Start Excerpted data
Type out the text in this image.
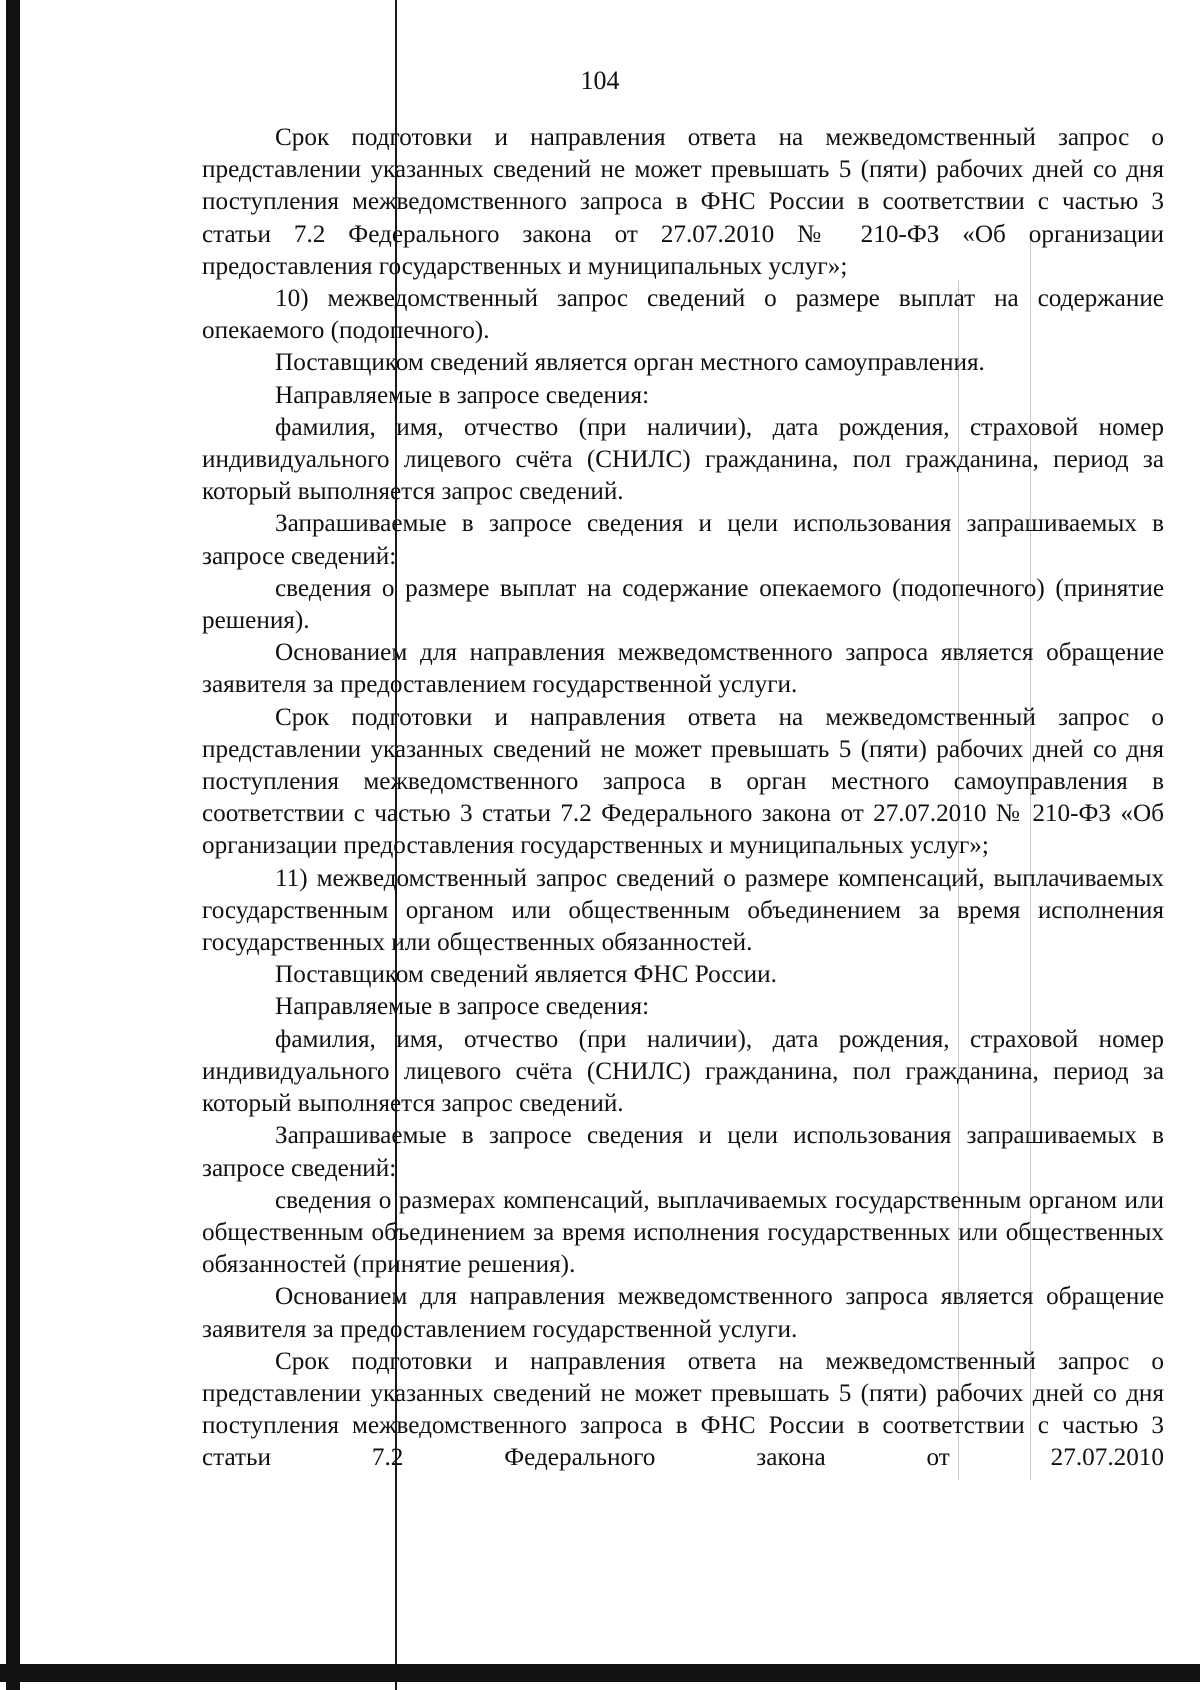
104

Срок подготовки и направления ответа на межведомственный запрос о представлении указанных сведений не может превышать 5 (пяти) рабочих дней со дня поступления межведомственного запроса в ФНС России в соответствии с частью 3 статьи 7.2 Федерального закона от 27.07.2010 № 210-ФЗ «Об организации предоставления государственных и муниципальных услуг»;

10) межведомственный запрос сведений о размере выплат на содержание опекаемого (подопечного).

Поставщиком сведений является орган местного самоуправления.

Направляемые в запросе сведения:

фамилия, имя, отчество (при наличии), дата рождения, страховой номер индивидуального лицевого счёта (СНИЛС) гражданина, пол гражданина, период за который выполняется запрос сведений.

Запрашиваемые в запросе сведения и цели использования запрашиваемых в запросе сведений:

сведения о размере выплат на содержание опекаемого (подопечного) (принятие решения).

Основанием для направления межведомственного запроса является обращение заявителя за предоставлением государственной услуги.

Срок подготовки и направления ответа на межведомственный запрос о представлении указанных сведений не может превышать 5 (пяти) рабочих дней со дня поступления межведомственного запроса в орган местного самоуправления в соответствии с частью 3 статьи 7.2 Федерального закона от 27.07.2010 № 210-ФЗ «Об организации предоставления государственных и муниципальных услуг»;

11) межведомственный запрос сведений о размере компенсаций, выплачиваемых государственным органом или общественным объединением за время исполнения государственных или общественных обязанностей.

Поставщиком сведений является ФНС России.

Направляемые в запросе сведения:

фамилия, имя, отчество (при наличии), дата рождения, страховой номер индивидуального лицевого счёта (СНИЛС) гражданина, пол гражданина, период за который выполняется запрос сведений.

Запрашиваемые в запросе сведения и цели использования запрашиваемых в запросе сведений:

сведения о размерах компенсаций, выплачиваемых государственным органом или общественным объединением за время исполнения государственных или общественных обязанностей (принятие решения).

Основанием для направления межведомственного запроса является обращение заявителя за предоставлением государственной услуги.

Срок подготовки и направления ответа на межведомственный запрос о представлении указанных сведений не может превышать 5 (пяти) рабочих дней со дня поступления межведомственного запроса в ФНС России в соответствии с частью 3 статьи 7.2 Федерального закона от 27.07.2010
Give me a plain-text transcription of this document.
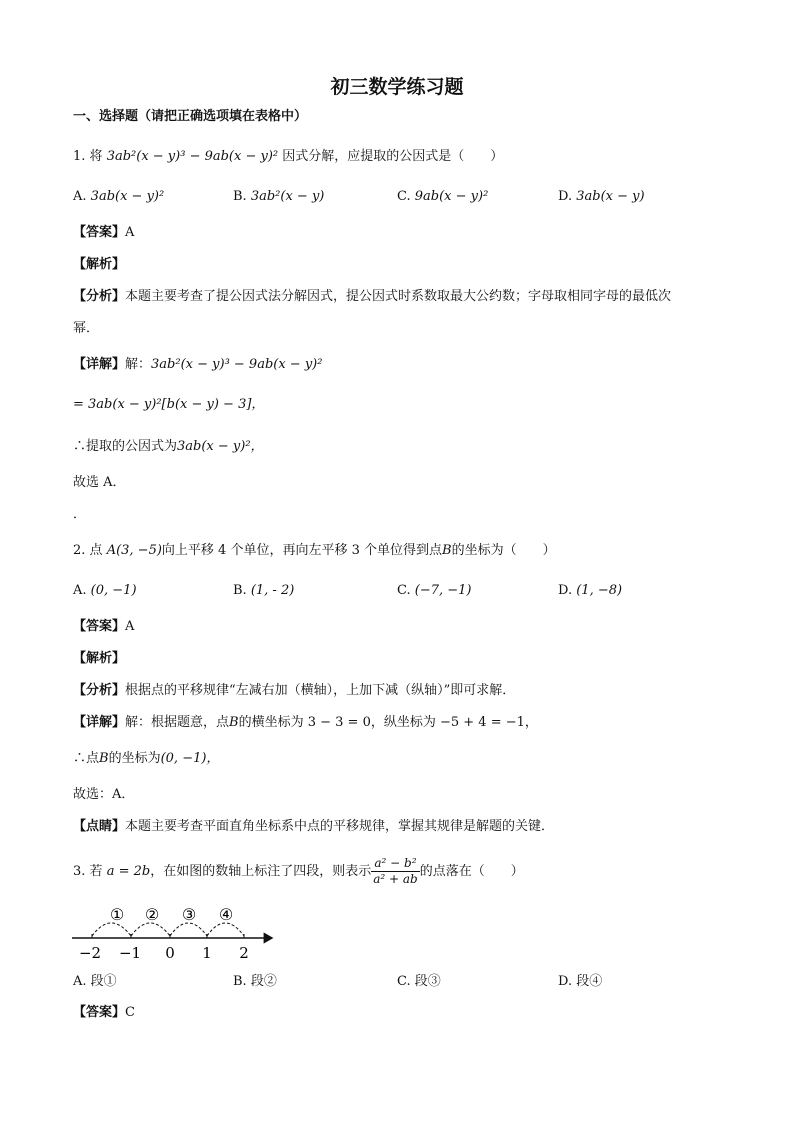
初三数学练习题
一、选择题（请把正确选项填在表格中）
1. 将 3ab²(x − y)³ − 9ab(x − y)² 因式分解，应提取的公因式是（　　）
A. 3ab(x − y)²	B. 3ab²(x − y)	C. 9ab(x − y)²	D. 3ab(x − y)
【答案】A
【解析】
【分析】本题主要考查了提公因式法分解因式，提公因式时系数取最大公约数；字母取相同字母的最低次
幂．
【详解】解：3ab²(x − y)³ − 9ab(x − y)²
= 3ab(x − y)²[b(x − y) − 3]，
∴提取的公因式为3ab(x − y)²，
故选 A．
．
2. 点 A(3, −5)向上平移 4 个单位，再向左平移 3 个单位得到点B的坐标为（　　）
A. (0, −1)	B. (1, - 2)	C. (−7, −1)	D. (1, −8)
【答案】A
【解析】
【分析】根据点的平移规律“左减右加（横轴），上加下减（纵轴）”即可求解．
【详解】解：根据题意，点B的横坐标为 3 − 3 = 0，纵坐标为 −5 + 4 = −1，
∴点B的坐标为(0, −1)，
故选：A．
【点睛】本题主要考查平面直角坐标系中点的平移规律，掌握其规律是解题的关键．
3. 若 a = 2b，在如图的数轴上标注了四段，则表示 $\frac{\text{a² − b²}}{\text{a² + ab}}$ 的点落在（　　）
① ② ③ ④
−2 −1 0 1 2
A. 段①	B. 段②	C. 段③	D. 段④
【答案】C
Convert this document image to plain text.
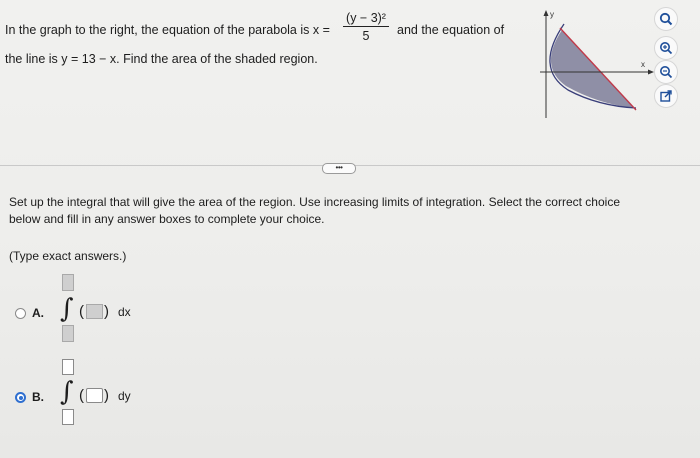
In the graph to the right, the equation of the parabola is x =
(y − 3)²
5	and the equation of
the line is y = 13 − x. Find the area of the shaded region.
y
x
•••
Set up the integral that will give the area of the region. Use increasing limits of integration. Select the correct choice
below and fill in any answer boxes to complete your choice.
(Type exact answers.)
A. ∫ ( ) dx
B. ∫ ( ) dy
End Excerpted data
_Written instruction_
Copy out the lines that hold "text".

_Task output_
Type out the text in this image.
Give me a plain-text transcription of this document.
3. 若 a = 2b，在如图的数轴上标注了四段，则表示 $\frac{\text{a² − b²}}{\text{a² + ab}}$ 的点落在（　　）
Convert this document image to plain text.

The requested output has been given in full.